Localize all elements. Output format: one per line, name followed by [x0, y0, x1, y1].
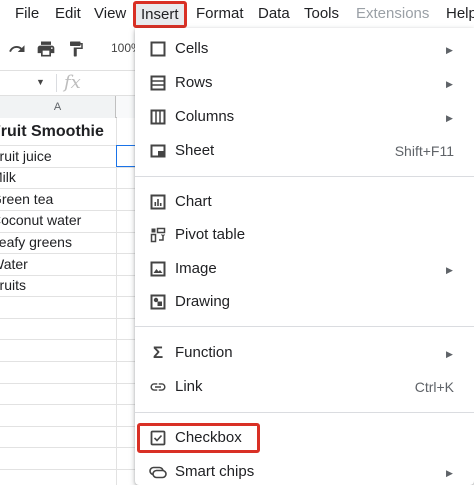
- submenu-arrow-icon: ▶: [446, 349, 453, 359]
- submenu-arrow-icon: ▶: [446, 113, 453, 123]
- menu-divider: [135, 412, 474, 413]
- submenu-arrow-icon: ▶: [446, 468, 453, 478]
- formula-separator: [56, 74, 57, 92]
- cell-a1[interactable]: Fruit Smoothie: [0, 119, 116, 145]
- menu-label-drawing: Drawing: [175, 293, 231, 310]
- menu-label-rows: Rows: [175, 74, 213, 91]
- menu-label-function: Function: [175, 344, 233, 361]
- cell-a4[interactable]: Green tea: [0, 189, 116, 210]
- pivot-table-icon: [148, 225, 168, 245]
- sheet-icon: [148, 141, 168, 161]
- menu-label-pivot-table: Pivot table: [175, 226, 246, 243]
- menu-label-link: Link: [175, 378, 203, 395]
- row-line: [0, 447, 140, 448]
- cell-a7[interactable]: Water: [0, 254, 116, 275]
- submenu-arrow-icon: ▶: [446, 45, 453, 55]
- print-icon[interactable]: [35, 38, 57, 60]
- menu-label-image: Image: [175, 260, 217, 277]
- link-icon: [148, 377, 168, 397]
- menu-label-cells: Cells: [175, 40, 209, 57]
- menu-divider: [135, 326, 474, 327]
- selected-cell-b2[interactable]: [116, 145, 136, 167]
- rows-icon: [148, 73, 168, 93]
- cell-a2[interactable]: Fruit juice: [0, 146, 116, 167]
- menu-data[interactable]: Data: [258, 4, 290, 24]
- menu-edit[interactable]: Edit: [55, 4, 81, 24]
- sigma-icon: Σ: [152, 343, 164, 362]
- cells-icon: [148, 39, 168, 59]
- cell-a3[interactable]: Milk: [0, 167, 116, 188]
- submenu-arrow-icon: ▶: [446, 79, 453, 89]
- menu-tools[interactable]: Tools: [304, 4, 339, 24]
- menu-label-chart: Chart: [175, 193, 212, 210]
- row-line: [0, 361, 140, 362]
- image-icon: [148, 259, 168, 279]
- menu-label-smart-chips: Smart chips: [175, 463, 255, 480]
- chart-icon: [148, 192, 168, 212]
- menu-view[interactable]: View: [94, 4, 126, 24]
- drawing-icon: [148, 292, 168, 312]
- cell-a5[interactable]: Coconut water: [0, 210, 116, 231]
- column-divider: [116, 118, 117, 485]
- column-header-a[interactable]: A: [0, 96, 116, 118]
- menu-help[interactable]: Help: [446, 4, 474, 24]
- checkbox-highlight-box: [137, 423, 260, 453]
- link-shortcut: Ctrl+K: [414, 379, 454, 395]
- submenu-arrow-icon: ▶: [446, 265, 453, 275]
- row-line: [0, 469, 140, 470]
- fx-icon: fx: [64, 72, 81, 93]
- menu-format[interactable]: Format: [196, 4, 244, 24]
- row-line: [0, 296, 140, 297]
- sheet-shortcut: Shift+F11: [394, 143, 454, 159]
- menu-extensions[interactable]: Extensions: [356, 4, 429, 24]
- name-box-dropdown-icon[interactable]: ▼: [36, 77, 45, 87]
- menu-divider: [135, 176, 474, 177]
- paint-format-icon[interactable]: [65, 38, 87, 60]
- smart-chips-icon: [148, 462, 168, 482]
- cell-a6[interactable]: Leafy greens: [0, 232, 116, 253]
- menu-insert[interactable]: Insert: [133, 1, 187, 28]
- redo-icon[interactable]: [6, 38, 28, 60]
- column-header-b[interactable]: [117, 96, 137, 118]
- menu-file[interactable]: File: [15, 4, 39, 24]
- columns-icon: [148, 107, 168, 127]
- row-line: [0, 339, 140, 340]
- menu-label-sheet: Sheet: [175, 142, 215, 159]
- row-line: [0, 383, 140, 384]
- row-line: [0, 318, 140, 319]
- menu-label-columns: Columns: [175, 108, 235, 125]
- row-line: [0, 426, 140, 427]
- cell-a8[interactable]: Fruits: [0, 275, 116, 296]
- row-line: [0, 404, 140, 405]
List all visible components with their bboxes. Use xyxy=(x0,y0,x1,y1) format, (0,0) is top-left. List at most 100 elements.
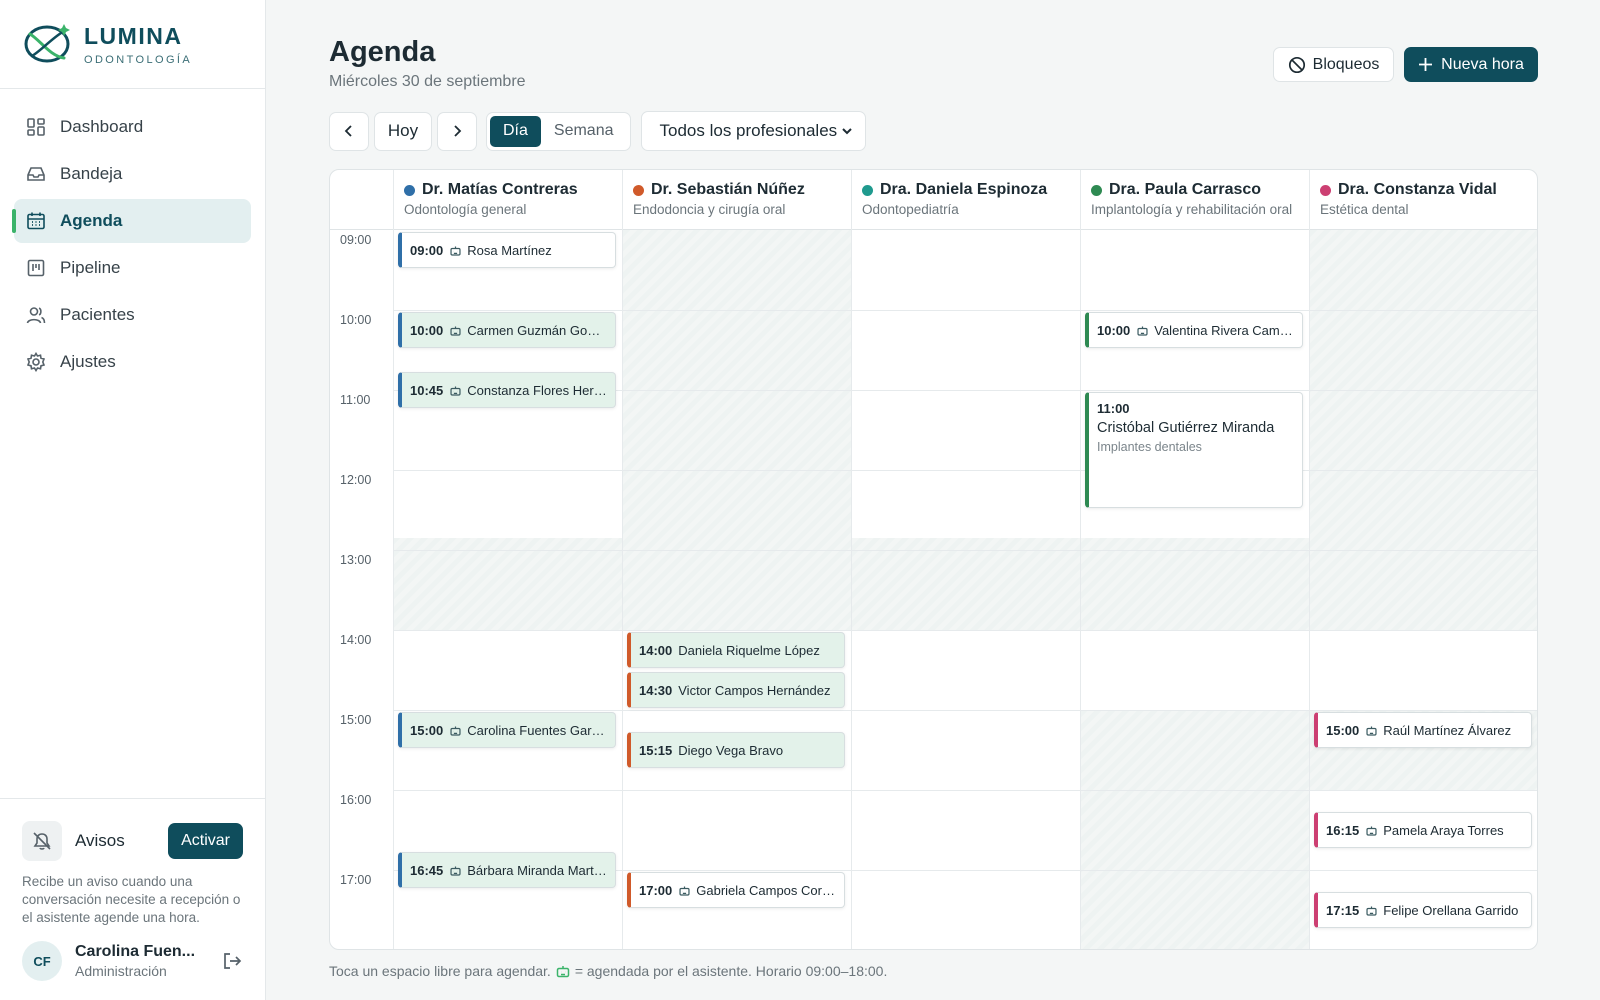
sidebar: LUMINA ODONTOLOGÍA Dashboard Bandeja Age… xyxy=(0,0,266,1000)
appointment-card[interactable]: 10:00 Carmen Guzmán Gonz... xyxy=(398,312,616,348)
appointment-card[interactable]: 14:30 Victor Campos Hernández xyxy=(627,672,845,708)
professional-specialty: Implantología y rehabilitación oral xyxy=(1091,202,1293,217)
appointment-patient: Valentina Rivera Camp... xyxy=(1154,322,1294,338)
unavailable-slot xyxy=(1081,710,1309,949)
hour-label: 17:00 xyxy=(340,873,372,887)
appointment-card[interactable]: 15:00 Raúl Martínez Álvarez xyxy=(1314,712,1532,748)
appointment-card[interactable]: 15:15 Diego Vega Bravo xyxy=(627,732,845,768)
unavailable-slot xyxy=(1081,550,1309,630)
appointment-card[interactable]: 15:00 Carolina Fuentes Garri... xyxy=(398,712,616,748)
appointment-time: 10:45 xyxy=(410,382,444,398)
professional-name: Dra. Constanza Vidal xyxy=(1338,181,1497,198)
users-icon xyxy=(26,305,46,325)
gear-icon xyxy=(26,352,46,372)
column-divider xyxy=(1309,170,1310,949)
robot-icon xyxy=(449,384,462,397)
robot-icon xyxy=(449,864,462,877)
new-appointment-label: Nueva hora xyxy=(1441,55,1524,73)
appointment-time: 16:45 xyxy=(410,862,444,878)
professional-specialty: Odontología general xyxy=(404,202,527,217)
user-role: Administración xyxy=(75,963,167,979)
alerts-description: Recibe un aviso cuando una conversación … xyxy=(22,874,241,925)
sidebar-item-inbox[interactable]: Bandeja xyxy=(14,152,251,196)
appointment-patient: Raúl Martínez Álvarez xyxy=(1383,722,1512,738)
professional-color-dot xyxy=(404,184,415,196)
robot-icon xyxy=(1365,724,1378,737)
sidebar-footer: Avisos Activar Recibe un aviso cuando un… xyxy=(0,798,265,1000)
hour-gridline xyxy=(393,310,1537,311)
appointment-card[interactable]: 17:00 Gabriela Campos Cortés xyxy=(627,872,845,908)
appointment-time: 15:00 xyxy=(1326,722,1360,738)
chevron-right-icon xyxy=(454,125,462,137)
appointment-time: 14:30 xyxy=(639,682,673,698)
appointment-patient: Constanza Flores Herr... xyxy=(467,382,607,398)
bell-off-icon xyxy=(22,821,62,861)
professional-filter-select[interactable]: Todos los profesionales xyxy=(640,111,866,151)
professional-name: Dr. Sebastián Núñez xyxy=(651,181,805,198)
logout-icon[interactable] xyxy=(221,950,243,972)
professional-header: Dr. Matías Contreras Odontología general xyxy=(393,170,622,230)
brand-subtitle: ODONTOLOGÍA xyxy=(84,53,193,66)
sidebar-item-label: Agenda xyxy=(60,211,123,230)
hour-label: 13:00 xyxy=(340,553,372,567)
chevron-down-icon xyxy=(841,128,852,135)
activate-alerts-button[interactable]: Activar xyxy=(168,823,243,859)
prev-day-button[interactable] xyxy=(329,111,369,151)
appointment-card[interactable]: 11:00 Cristóbal Gutiérrez Miranda Implante… xyxy=(1085,392,1303,508)
sidebar-item-dashboard[interactable]: Dashboard xyxy=(14,105,251,149)
appointment-time: 09:00 xyxy=(410,242,444,258)
professional-specialty: Endodoncia y cirugía oral xyxy=(633,202,786,217)
tab-day[interactable]: Día xyxy=(490,115,541,147)
professional-specialty: Odontopediatría xyxy=(862,202,959,217)
inbox-icon xyxy=(26,164,46,184)
today-button[interactable]: Hoy xyxy=(374,111,432,151)
appointment-card[interactable]: 14:00 Daniela Riquelme López xyxy=(627,632,845,668)
appointment-patient: Carmen Guzmán Gonz... xyxy=(467,322,607,338)
professional-header: Dra. Paula Carrasco Implantología y rehab… xyxy=(1080,170,1309,230)
new-appointment-button[interactable]: Nueva hora xyxy=(1404,47,1538,82)
sidebar-item-label: Pipeline xyxy=(60,258,121,277)
column-divider xyxy=(622,170,623,949)
robot-icon xyxy=(1365,904,1378,917)
sidebar-item-patients[interactable]: Pacientes xyxy=(14,293,251,337)
appointment-patient: Daniela Riquelme López xyxy=(678,642,820,658)
appointment-card[interactable]: 09:00 Rosa Martínez xyxy=(398,232,616,268)
appointment-time: 14:00 xyxy=(639,642,673,658)
calendar-grid[interactable]: 09:00 10:00 11:00 12:00 13:00 14:00 15:00 16:00… xyxy=(330,170,1537,949)
appointment-patient: Rosa Martínez xyxy=(467,242,552,258)
alerts-row: Avisos Activar xyxy=(22,821,243,861)
appointment-time: 16:15 xyxy=(1326,822,1360,838)
tooth-logo-icon xyxy=(24,24,70,63)
appointment-time: 15:00 xyxy=(410,722,444,738)
hour-label: 09:00 xyxy=(340,233,372,247)
hour-label: 12:00 xyxy=(340,473,372,487)
professional-header: Dra. Daniela Espinoza Odontopediatría xyxy=(851,170,1080,230)
appointment-card[interactable]: 16:15 Pamela Araya Torres xyxy=(1314,812,1532,848)
appointment-card[interactable]: 10:45 Constanza Flores Herr... xyxy=(398,372,616,408)
sidebar-item-settings[interactable]: Ajustes xyxy=(14,340,251,384)
robot-icon xyxy=(449,724,462,737)
sidebar-item-pipeline[interactable]: Pipeline xyxy=(14,246,251,290)
hour-gridline xyxy=(393,790,1537,791)
appointment-patient: Carolina Fuentes Garri... xyxy=(467,722,607,738)
appointment-time: 10:00 xyxy=(410,322,444,338)
next-day-button[interactable] xyxy=(437,111,477,151)
hour-label: 10:00 xyxy=(340,313,372,327)
view-switcher: Día Semana xyxy=(486,111,631,151)
unavailable-slot xyxy=(1310,230,1537,630)
unavailable-slot xyxy=(394,550,622,630)
appointment-card[interactable]: 16:45 Bárbara Miranda Martí... xyxy=(398,852,616,888)
hour-label: 16:00 xyxy=(340,793,372,807)
unavailable-slot xyxy=(852,550,1080,630)
column-divider xyxy=(393,170,394,949)
blocks-button[interactable]: Bloqueos xyxy=(1273,47,1394,82)
unavailable-slot xyxy=(623,230,851,630)
calendar-header: Dr. Matías Contreras Odontología general D… xyxy=(330,170,1537,230)
tab-week[interactable]: Semana xyxy=(541,116,627,147)
sidebar-item-agenda[interactable]: Agenda xyxy=(12,199,251,243)
appointment-card[interactable]: 10:00 Valentina Rivera Camp... xyxy=(1085,312,1303,348)
appointment-patient: Bárbara Miranda Martí... xyxy=(467,862,607,878)
professional-header: Dra. Constanza Vidal Estética dental xyxy=(1309,170,1537,230)
day-calendar: Dr. Matías Contreras Odontología general D… xyxy=(329,169,1538,950)
appointment-card[interactable]: 17:15 Felipe Orellana Garrido xyxy=(1314,892,1532,928)
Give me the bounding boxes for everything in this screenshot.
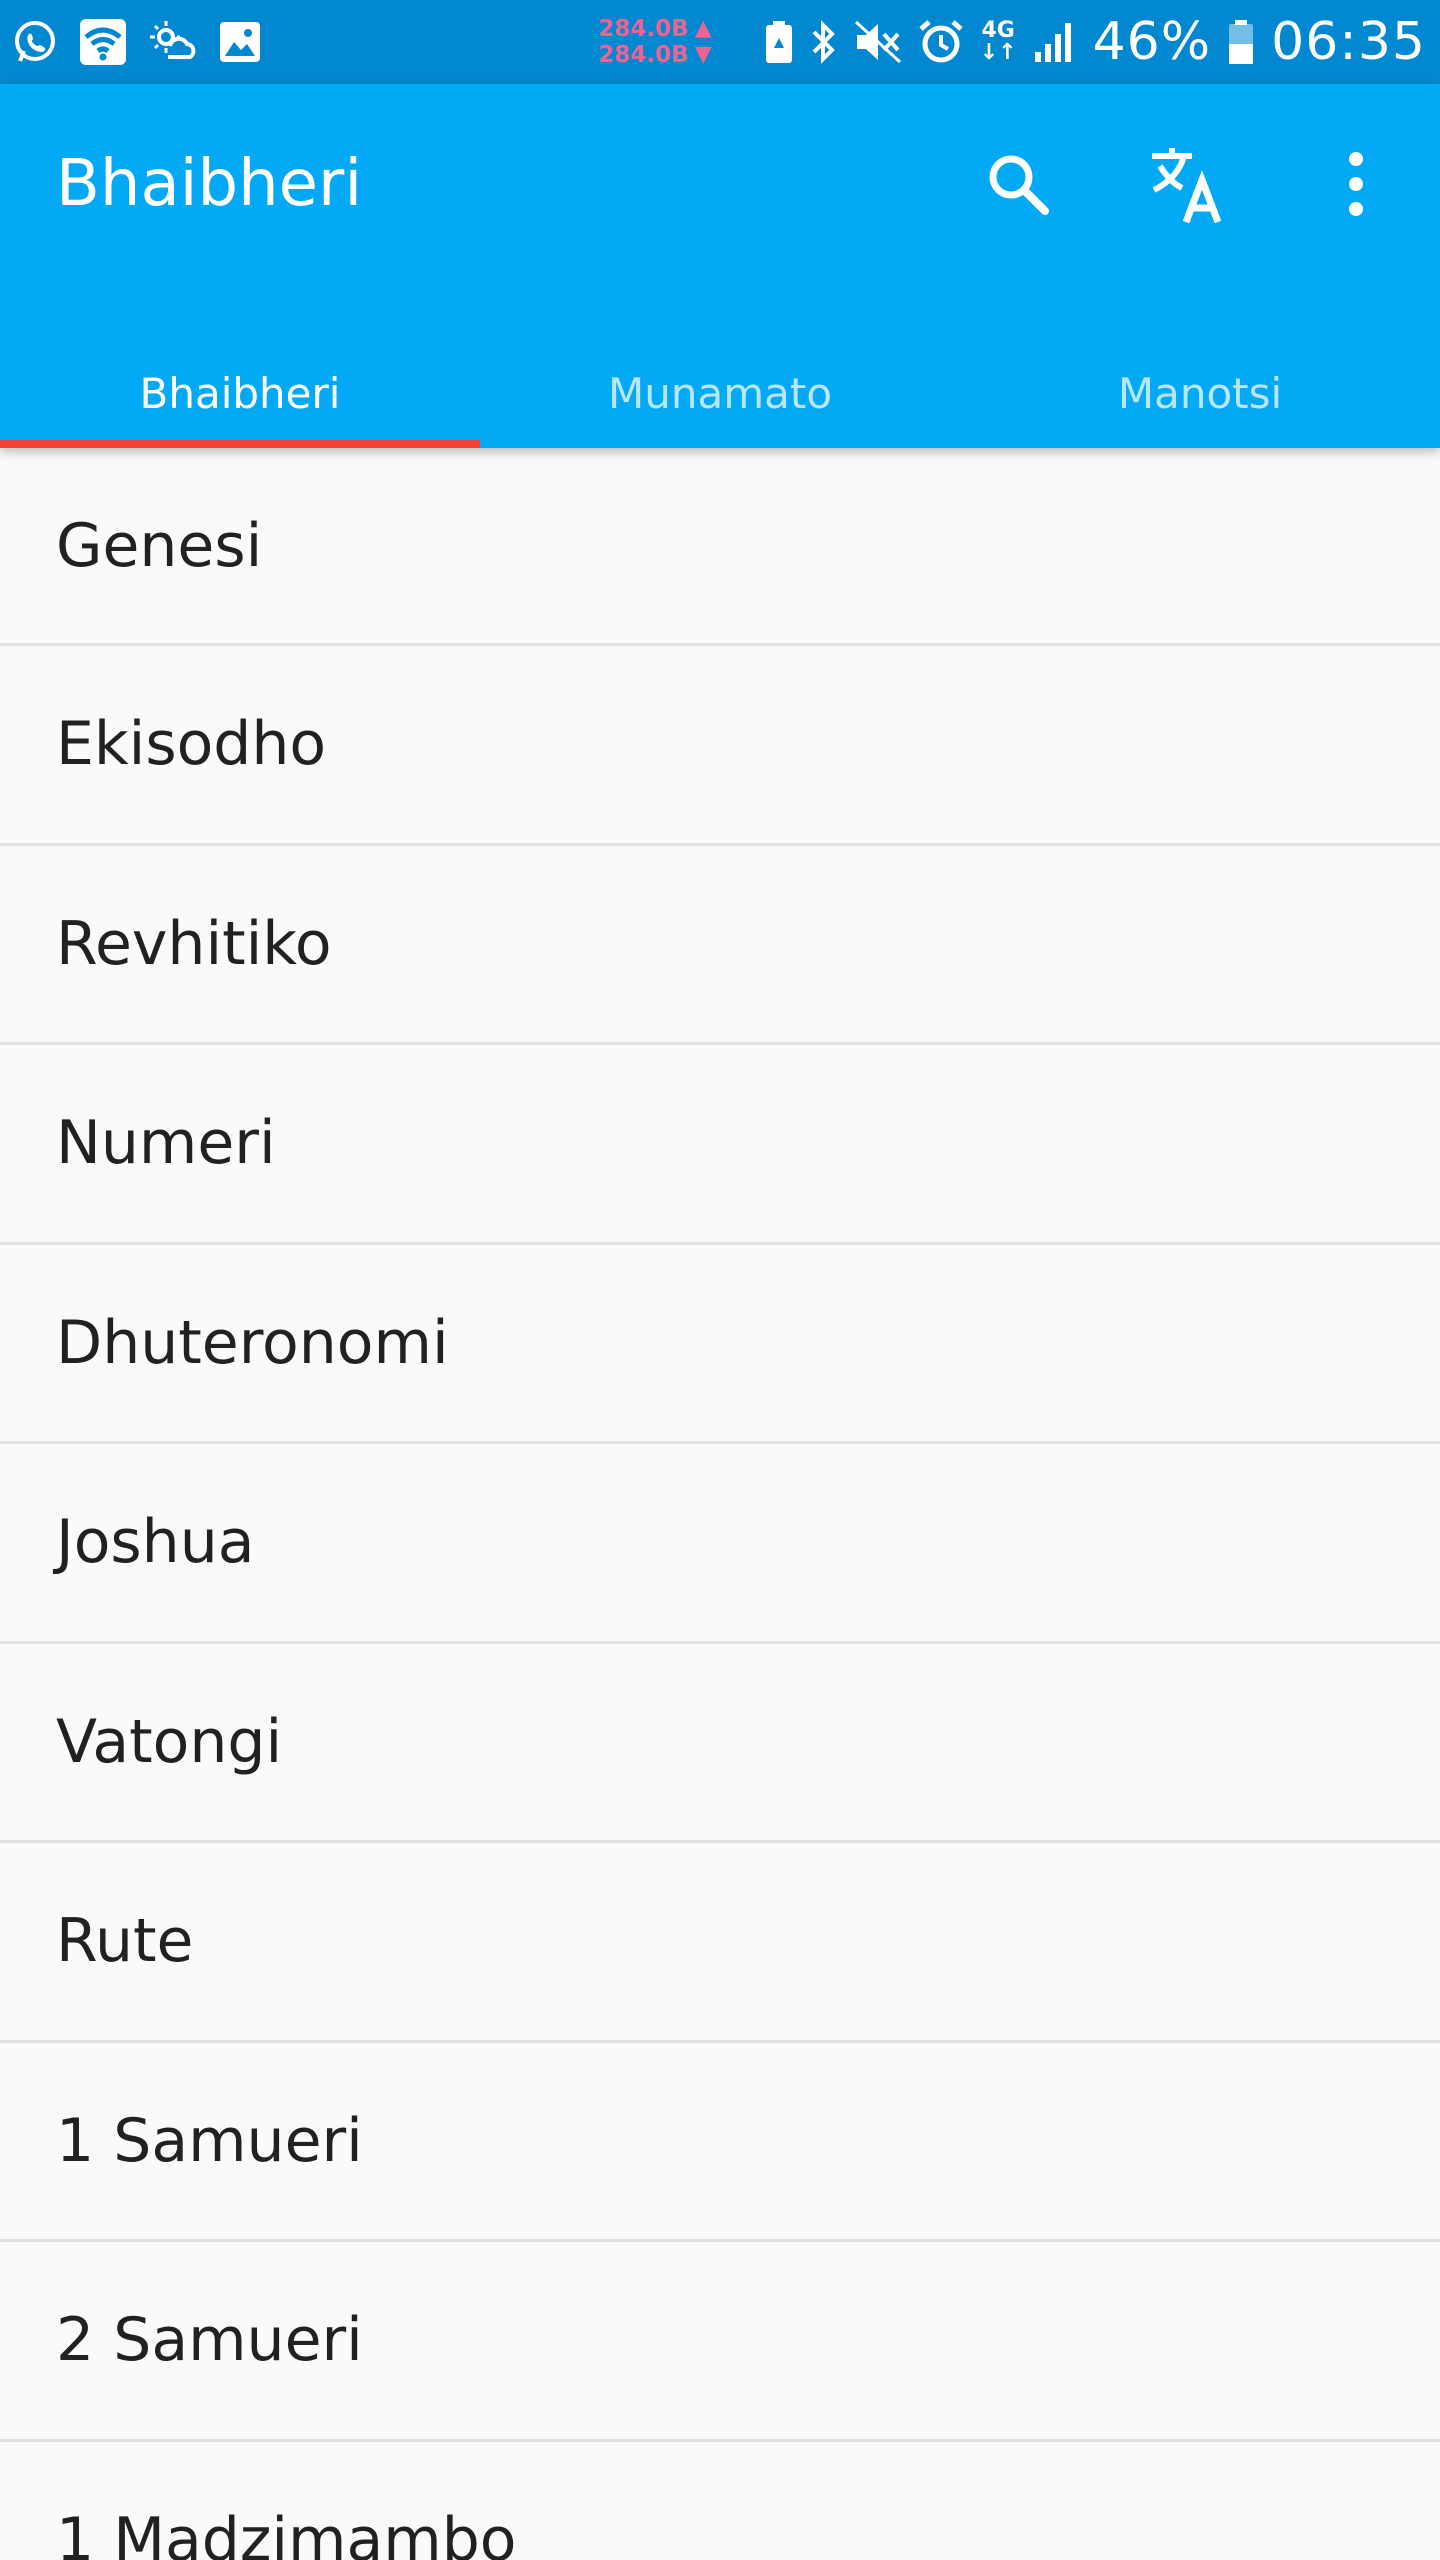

■ ■ ■ ■ ■ ■ ■

_TO DO_.
For each line above that contains the word "hour", make a copy.

_RESPONSE_.
hour-label: 17:00 xyxy=(340,873,372,887)
hour-gridline xyxy=(393,310,1537,311)
hour-label: 13:00 xyxy=(340,553,372,567)
hour-label: 09:00 xyxy=(340,233,372,247)
hour-label: 12:00 xyxy=(340,473,372,487)
hour-gridline xyxy=(393,790,1537,791)
hour-label: 10:00 xyxy=(340,313,372,327)
hour-label: 16:00 xyxy=(340,793,372,807)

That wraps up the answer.